-- Start of DATASET ENTRIES --

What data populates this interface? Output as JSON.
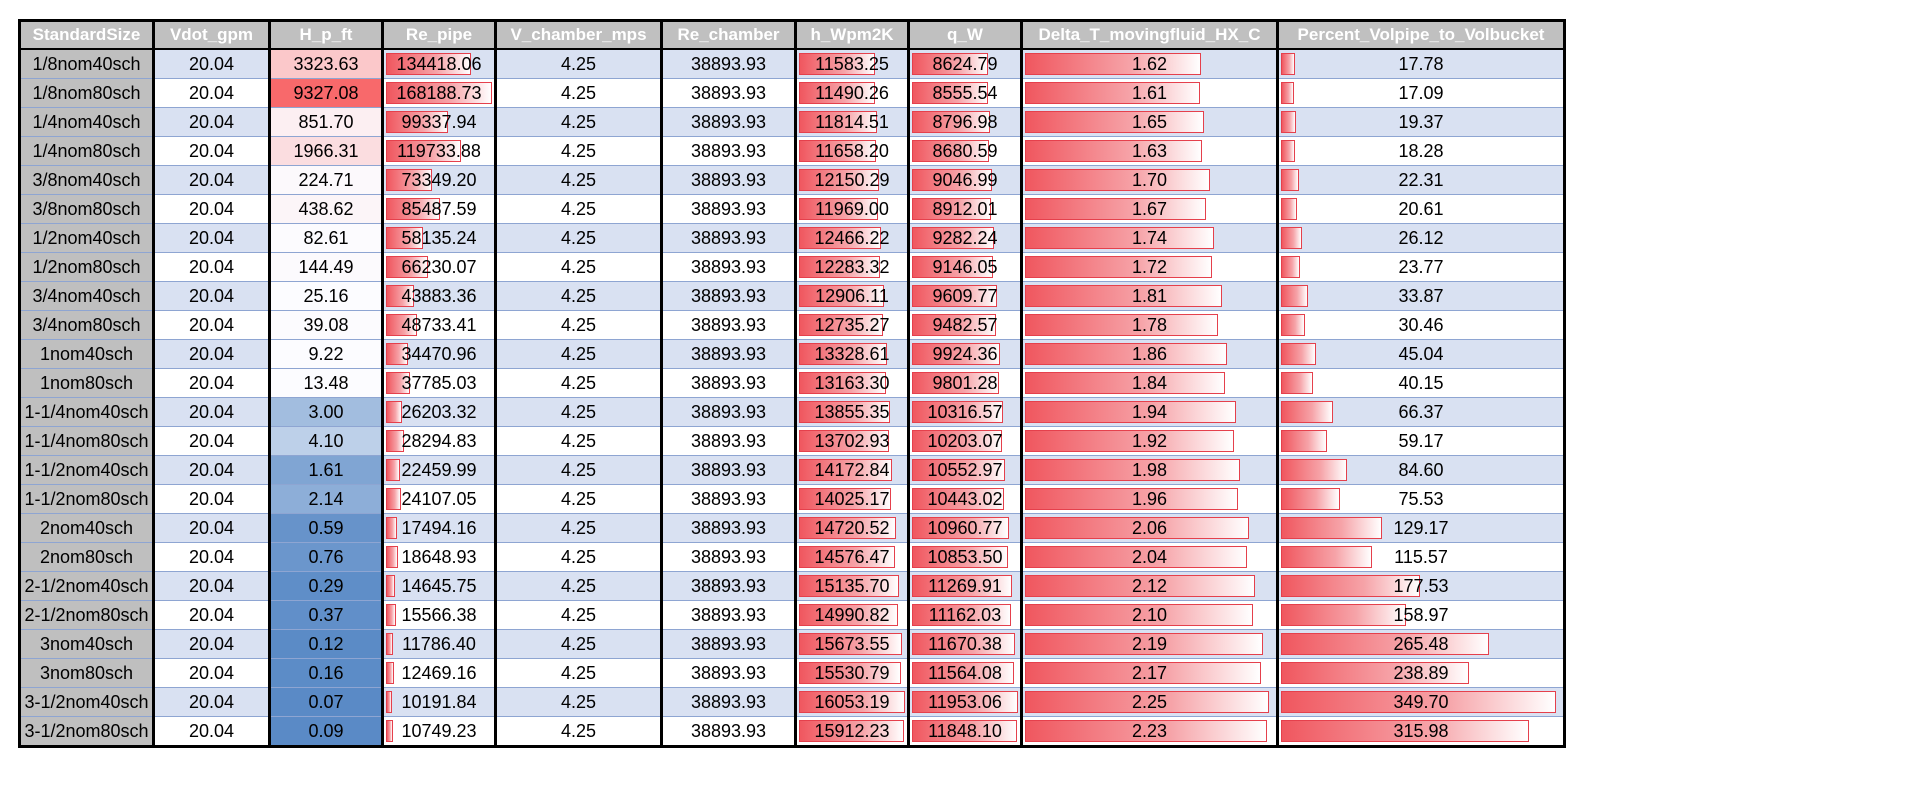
{
  "columns": [
    "StandardSize",
    "Vdot_gpm",
    "H_p_ft",
    "Re_pipe",
    "V_chamber_mps",
    "Re_chamber",
    "h_Wpm2K",
    "q_W",
    "Delta_T_movingfluid_HX_C",
    "Percent_Volpipe_to_Volbucket"
  ],
  "rows": [
    [
      "1/8nom40sch",
      "20.04",
      "3323.63",
      "134418.06",
      "4.25",
      "38893.93",
      "11583.25",
      "8624.79",
      "1.62",
      "17.78"
    ],
    [
      "1/8nom80sch",
      "20.04",
      "9327.08",
      "168188.73",
      "4.25",
      "38893.93",
      "11490.26",
      "8555.54",
      "1.61",
      "17.09"
    ],
    [
      "1/4nom40sch",
      "20.04",
      "851.70",
      "99337.94",
      "4.25",
      "38893.93",
      "11814.51",
      "8796.98",
      "1.65",
      "19.37"
    ],
    [
      "1/4nom80sch",
      "20.04",
      "1966.31",
      "119733.88",
      "4.25",
      "38893.93",
      "11658.20",
      "8680.59",
      "1.63",
      "18.28"
    ],
    [
      "3/8nom40sch",
      "20.04",
      "224.71",
      "73349.20",
      "4.25",
      "38893.93",
      "12150.29",
      "9046.99",
      "1.70",
      "22.31"
    ],
    [
      "3/8nom80sch",
      "20.04",
      "438.62",
      "85487.59",
      "4.25",
      "38893.93",
      "11969.00",
      "8912.01",
      "1.67",
      "20.61"
    ],
    [
      "1/2nom40sch",
      "20.04",
      "82.61",
      "58135.24",
      "4.25",
      "38893.93",
      "12466.22",
      "9282.24",
      "1.74",
      "26.12"
    ],
    [
      "1/2nom80sch",
      "20.04",
      "144.49",
      "66230.07",
      "4.25",
      "38893.93",
      "12283.32",
      "9146.05",
      "1.72",
      "23.77"
    ],
    [
      "3/4nom40sch",
      "20.04",
      "25.16",
      "43883.36",
      "4.25",
      "38893.93",
      "12906.11",
      "9609.77",
      "1.81",
      "33.87"
    ],
    [
      "3/4nom80sch",
      "20.04",
      "39.08",
      "48733.41",
      "4.25",
      "38893.93",
      "12735.27",
      "9482.57",
      "1.78",
      "30.46"
    ],
    [
      "1nom40sch",
      "20.04",
      "9.22",
      "34470.96",
      "4.25",
      "38893.93",
      "13328.61",
      "9924.36",
      "1.86",
      "45.04"
    ],
    [
      "1nom80sch",
      "20.04",
      "13.48",
      "37785.03",
      "4.25",
      "38893.93",
      "13163.30",
      "9801.28",
      "1.84",
      "40.15"
    ],
    [
      "1-1/4nom40sch",
      "20.04",
      "3.00",
      "26203.32",
      "4.25",
      "38893.93",
      "13855.35",
      "10316.57",
      "1.94",
      "66.37"
    ],
    [
      "1-1/4nom80sch",
      "20.04",
      "4.10",
      "28294.83",
      "4.25",
      "38893.93",
      "13702.93",
      "10203.07",
      "1.92",
      "59.17"
    ],
    [
      "1-1/2nom40sch",
      "20.04",
      "1.61",
      "22459.99",
      "4.25",
      "38893.93",
      "14172.84",
      "10552.97",
      "1.98",
      "84.60"
    ],
    [
      "1-1/2nom80sch",
      "20.04",
      "2.14",
      "24107.05",
      "4.25",
      "38893.93",
      "14025.17",
      "10443.02",
      "1.96",
      "75.53"
    ],
    [
      "2nom40sch",
      "20.04",
      "0.59",
      "17494.16",
      "4.25",
      "38893.93",
      "14720.52",
      "10960.77",
      "2.06",
      "129.17"
    ],
    [
      "2nom80sch",
      "20.04",
      "0.76",
      "18648.93",
      "4.25",
      "38893.93",
      "14576.47",
      "10853.50",
      "2.04",
      "115.57"
    ],
    [
      "2-1/2nom40sch",
      "20.04",
      "0.29",
      "14645.75",
      "4.25",
      "38893.93",
      "15135.70",
      "11269.91",
      "2.12",
      "177.53"
    ],
    [
      "2-1/2nom80sch",
      "20.04",
      "0.37",
      "15566.38",
      "4.25",
      "38893.93",
      "14990.82",
      "11162.03",
      "2.10",
      "158.97"
    ],
    [
      "3nom40sch",
      "20.04",
      "0.12",
      "11786.40",
      "4.25",
      "38893.93",
      "15673.55",
      "11670.38",
      "2.19",
      "265.48"
    ],
    [
      "3nom80sch",
      "20.04",
      "0.16",
      "12469.16",
      "4.25",
      "38893.93",
      "15530.79",
      "11564.08",
      "2.17",
      "238.89"
    ],
    [
      "3-1/2nom40sch",
      "20.04",
      "0.07",
      "10191.84",
      "4.25",
      "38893.93",
      "16053.19",
      "11953.06",
      "2.25",
      "349.70"
    ],
    [
      "3-1/2nom80sch",
      "20.04",
      "0.09",
      "10749.23",
      "4.25",
      "38893.93",
      "15912.23",
      "11848.10",
      "2.23",
      "315.98"
    ]
  ],
  "formatting": {
    "color_scale_column": "H_p_ft",
    "color_scale_colors": {
      "high": "#f8696b",
      "mid": "#fcfcff",
      "low": "#5a8ac6"
    },
    "data_bar_columns": [
      "Re_pipe",
      "h_Wpm2K",
      "q_W",
      "Delta_T_movingfluid_HX_C",
      "Percent_Volpipe_to_Volbucket"
    ],
    "data_bar_color": "#f0575f",
    "header_bg": "#c0c0c0",
    "header_text_color": "#ffffff",
    "band_color": "#d9e1f2",
    "size_column_bg": "#bfbfbf"
  }
}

-- End of DATASET ENTRIES --

OBJECTIVE:
Repeat the material above in full and exactly, apart from the pictures.

REPLY TO THE EXERCISE:
What data populates this interface? Output as JSON.
{
  "columns": [
    "StandardSize",
    "Vdot_gpm",
    "H_p_ft",
    "Re_pipe",
    "V_chamber_mps",
    "Re_chamber",
    "h_Wpm2K",
    "q_W",
    "Delta_T_movingfluid_HX_C",
    "Percent_Volpipe_to_Volbucket"
  ],
  "rows": [
    [
      "1/8nom40sch",
      "20.04",
      "3323.63",
      "134418.06",
      "4.25",
      "38893.93",
      "11583.25",
      "8624.79",
      "1.62",
      "17.78"
    ],
    [
      "1/8nom80sch",
      "20.04",
      "9327.08",
      "168188.73",
      "4.25",
      "38893.93",
      "11490.26",
      "8555.54",
      "1.61",
      "17.09"
    ],
    [
      "1/4nom40sch",
      "20.04",
      "851.70",
      "99337.94",
      "4.25",
      "38893.93",
      "11814.51",
      "8796.98",
      "1.65",
      "19.37"
    ],
    [
      "1/4nom80sch",
      "20.04",
      "1966.31",
      "119733.88",
      "4.25",
      "38893.93",
      "11658.20",
      "8680.59",
      "1.63",
      "18.28"
    ],
    [
      "3/8nom40sch",
      "20.04",
      "224.71",
      "73349.20",
      "4.25",
      "38893.93",
      "12150.29",
      "9046.99",
      "1.70",
      "22.31"
    ],
    [
      "3/8nom80sch",
      "20.04",
      "438.62",
      "85487.59",
      "4.25",
      "38893.93",
      "11969.00",
      "8912.01",
      "1.67",
      "20.61"
    ],
    [
      "1/2nom40sch",
      "20.04",
      "82.61",
      "58135.24",
      "4.25",
      "38893.93",
      "12466.22",
      "9282.24",
      "1.74",
      "26.12"
    ],
    [
      "1/2nom80sch",
      "20.04",
      "144.49",
      "66230.07",
      "4.25",
      "38893.93",
      "12283.32",
      "9146.05",
      "1.72",
      "23.77"
    ],
    [
      "3/4nom40sch",
      "20.04",
      "25.16",
      "43883.36",
      "4.25",
      "38893.93",
      "12906.11",
      "9609.77",
      "1.81",
      "33.87"
    ],
    [
      "3/4nom80sch",
      "20.04",
      "39.08",
      "48733.41",
      "4.25",
      "38893.93",
      "12735.27",
      "9482.57",
      "1.78",
      "30.46"
    ],
    [
      "1nom40sch",
      "20.04",
      "9.22",
      "34470.96",
      "4.25",
      "38893.93",
      "13328.61",
      "9924.36",
      "1.86",
      "45.04"
    ],
    [
      "1nom80sch",
      "20.04",
      "13.48",
      "37785.03",
      "4.25",
      "38893.93",
      "13163.30",
      "9801.28",
      "1.84",
      "40.15"
    ],
    [
      "1-1/4nom40sch",
      "20.04",
      "3.00",
      "26203.32",
      "4.25",
      "38893.93",
      "13855.35",
      "10316.57",
      "1.94",
      "66.37"
    ],
    [
      "1-1/4nom80sch",
      "20.04",
      "4.10",
      "28294.83",
      "4.25",
      "38893.93",
      "13702.93",
      "10203.07",
      "1.92",
      "59.17"
    ],
    [
      "1-1/2nom40sch",
      "20.04",
      "1.61",
      "22459.99",
      "4.25",
      "38893.93",
      "14172.84",
      "10552.97",
      "1.98",
      "84.60"
    ],
    [
      "1-1/2nom80sch",
      "20.04",
      "2.14",
      "24107.05",
      "4.25",
      "38893.93",
      "14025.17",
      "10443.02",
      "1.96",
      "75.53"
    ],
    [
      "2nom40sch",
      "20.04",
      "0.59",
      "17494.16",
      "4.25",
      "38893.93",
      "14720.52",
      "10960.77",
      "2.06",
      "129.17"
    ],
    [
      "2nom80sch",
      "20.04",
      "0.76",
      "18648.93",
      "4.25",
      "38893.93",
      "14576.47",
      "10853.50",
      "2.04",
      "115.57"
    ],
    [
      "2-1/2nom40sch",
      "20.04",
      "0.29",
      "14645.75",
      "4.25",
      "38893.93",
      "15135.70",
      "11269.91",
      "2.12",
      "177.53"
    ],
    [
      "2-1/2nom80sch",
      "20.04",
      "0.37",
      "15566.38",
      "4.25",
      "38893.93",
      "14990.82",
      "11162.03",
      "2.10",
      "158.97"
    ],
    [
      "3nom40sch",
      "20.04",
      "0.12",
      "11786.40",
      "4.25",
      "38893.93",
      "15673.55",
      "11670.38",
      "2.19",
      "265.48"
    ],
    [
      "3nom80sch",
      "20.04",
      "0.16",
      "12469.16",
      "4.25",
      "38893.93",
      "15530.79",
      "11564.08",
      "2.17",
      "238.89"
    ],
    [
      "3-1/2nom40sch",
      "20.04",
      "0.07",
      "10191.84",
      "4.25",
      "38893.93",
      "16053.19",
      "11953.06",
      "2.25",
      "349.70"
    ],
    [
      "3-1/2nom80sch",
      "20.04",
      "0.09",
      "10749.23",
      "4.25",
      "38893.93",
      "15912.23",
      "11848.10",
      "2.23",
      "315.98"
    ]
  ],
  "formatting": {
    "color_scale_column": "H_p_ft",
    "color_scale_colors": {
      "high": "#f8696b",
      "mid": "#fcfcff",
      "low": "#5a8ac6"
    },
    "data_bar_columns": [
      "Re_pipe",
      "h_Wpm2K",
      "q_W",
      "Delta_T_movingfluid_HX_C",
      "Percent_Volpipe_to_Volbucket"
    ],
    "data_bar_color": "#f0575f",
    "header_bg": "#c0c0c0",
    "header_text_color": "#ffffff",
    "band_color": "#d9e1f2",
    "size_column_bg": "#bfbfbf"
  }
}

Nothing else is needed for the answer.